▸ Exercise aim: Exactly reproduce the lines that follow.
- - - - -
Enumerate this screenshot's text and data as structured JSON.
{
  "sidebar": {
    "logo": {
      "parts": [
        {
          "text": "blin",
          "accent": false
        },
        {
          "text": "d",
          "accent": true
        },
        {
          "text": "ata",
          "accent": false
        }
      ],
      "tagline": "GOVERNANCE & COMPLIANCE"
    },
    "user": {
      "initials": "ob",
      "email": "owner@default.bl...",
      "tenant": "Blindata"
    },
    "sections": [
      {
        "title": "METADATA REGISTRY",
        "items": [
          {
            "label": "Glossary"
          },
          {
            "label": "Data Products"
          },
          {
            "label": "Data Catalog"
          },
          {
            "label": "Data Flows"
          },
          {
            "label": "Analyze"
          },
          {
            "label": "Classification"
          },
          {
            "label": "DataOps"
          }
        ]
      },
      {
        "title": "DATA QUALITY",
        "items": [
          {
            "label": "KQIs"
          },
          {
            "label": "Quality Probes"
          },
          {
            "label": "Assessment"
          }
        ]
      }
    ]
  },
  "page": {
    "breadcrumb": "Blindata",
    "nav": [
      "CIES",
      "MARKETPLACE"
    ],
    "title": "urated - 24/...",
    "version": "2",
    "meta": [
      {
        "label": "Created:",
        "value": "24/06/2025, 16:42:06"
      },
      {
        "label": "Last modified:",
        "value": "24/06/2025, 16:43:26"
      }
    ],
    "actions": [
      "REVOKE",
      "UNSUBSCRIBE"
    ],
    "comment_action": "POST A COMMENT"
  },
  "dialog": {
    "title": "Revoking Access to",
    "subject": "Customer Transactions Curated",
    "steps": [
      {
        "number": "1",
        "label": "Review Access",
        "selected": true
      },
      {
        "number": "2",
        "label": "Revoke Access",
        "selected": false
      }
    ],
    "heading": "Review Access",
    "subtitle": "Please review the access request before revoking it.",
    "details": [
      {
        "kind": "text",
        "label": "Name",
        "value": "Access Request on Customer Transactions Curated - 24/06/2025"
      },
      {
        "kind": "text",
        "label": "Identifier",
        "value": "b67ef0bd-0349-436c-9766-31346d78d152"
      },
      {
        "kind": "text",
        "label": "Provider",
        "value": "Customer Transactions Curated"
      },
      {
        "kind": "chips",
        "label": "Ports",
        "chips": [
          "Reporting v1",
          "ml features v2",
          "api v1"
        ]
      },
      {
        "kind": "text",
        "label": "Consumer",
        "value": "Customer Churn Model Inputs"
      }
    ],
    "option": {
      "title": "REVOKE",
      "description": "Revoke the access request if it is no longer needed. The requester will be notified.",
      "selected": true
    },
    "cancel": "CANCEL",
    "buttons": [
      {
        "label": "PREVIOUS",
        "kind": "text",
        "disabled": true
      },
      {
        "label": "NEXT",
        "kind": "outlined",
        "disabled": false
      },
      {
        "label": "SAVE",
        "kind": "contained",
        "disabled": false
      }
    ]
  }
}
- - - - -
▸ Task result:
Enumerate this screenshot's text and data as structured JSON.
{
  "sidebar": {
    "logo": {
      "parts": [
        {
          "text": "blin",
          "accent": false
        },
        {
          "text": "d",
          "accent": true
        },
        {
          "text": "ata",
          "accent": false
        }
      ],
      "tagline": "GOVERNANCE & COMPLIANCE"
    },
    "user": {
      "initials": "ob",
      "email": "owner@default.bl...",
      "tenant": "Blindata"
    },
    "sections": [
      {
        "title": "METADATA REGISTRY",
        "items": [
          {
            "label": "Glossary"
          },
          {
            "label": "Data Products"
          },
          {
            "label": "Data Catalog"
          },
          {
            "label": "Data Flows"
          },
          {
            "label": "Analyze"
          },
          {
            "label": "Classification"
          },
          {
            "label": "DataOps"
          }
        ]
      },
      {
        "title": "DATA QUALITY",
        "items": [
          {
            "label": "KQIs"
          },
          {
            "label": "Quality Probes"
          },
          {
            "label": "Assessment"
          }
        ]
      }
    ]
  },
  "page": {
    "breadcrumb": "Blindata",
    "nav": [
      "CIES",
      "MARKETPLACE"
    ],
    "title": "urated - 24/...",
    "version": "2",
    "meta": [
      {
        "label": "Created:",
        "value": "24/06/2025, 16:42:06"
      },
      {
        "label": "Last modified:",
        "value": "24/06/2025, 16:43:26"
      }
    ],
    "actions": [
      "REVOKE",
      "UNSUBSCRIBE"
    ],
    "comment_action": "POST A COMMENT"
  },
  "dialog": {
    "title": "Revoking Access to",
    "subject": "Customer Transactions Curated",
    "steps": [
      {
        "number": "1",
        "label": "Review Access",
        "selected": true
      },
      {
        "number": "2",
        "label": "Revoke Access",
        "selected": false
      }
    ],
    "heading": "Review Access",
    "subtitle": "Please review the access request before revoking it.",
    "details": [
      {
        "kind": "text",
        "label": "Name",
        "value": "Access Request on Customer Transactions Curated - 24/06/2025"
      },
      {
        "kind": "text",
        "label": "Identifier",
        "value": "b67ef0bd-0349-436c-9766-31346d78d152"
      },
      {
        "kind": "text",
        "label": "Provider",
        "value": "Customer Transactions Curated"
      },
      {
        "kind": "chips",
        "label": "Ports",
        "chips": [
          "Reporting v1",
          "ml features v2",
          "api v1"
        ]
      },
      {
        "kind": "text",
        "label": "Consumer",
        "value": "Customer Churn Model Inputs"
      }
    ],
    "option": {
      "title": "REVOKE",
      "description": "Revoke the access request if it is no longer needed. The requester will be notified.",
      "selected": true
    },
    "cancel": "CANCEL",
    "buttons": [
      {
        "label": "PREVIOUS",
        "kind": "text",
        "disabled": true
      },
      {
        "label": "NEXT",
        "kind": "outlined",
        "disabled": false
      },
      {
        "label": "SAVE",
        "kind": "contained",
        "disabled": false
      }
    ]
  }
}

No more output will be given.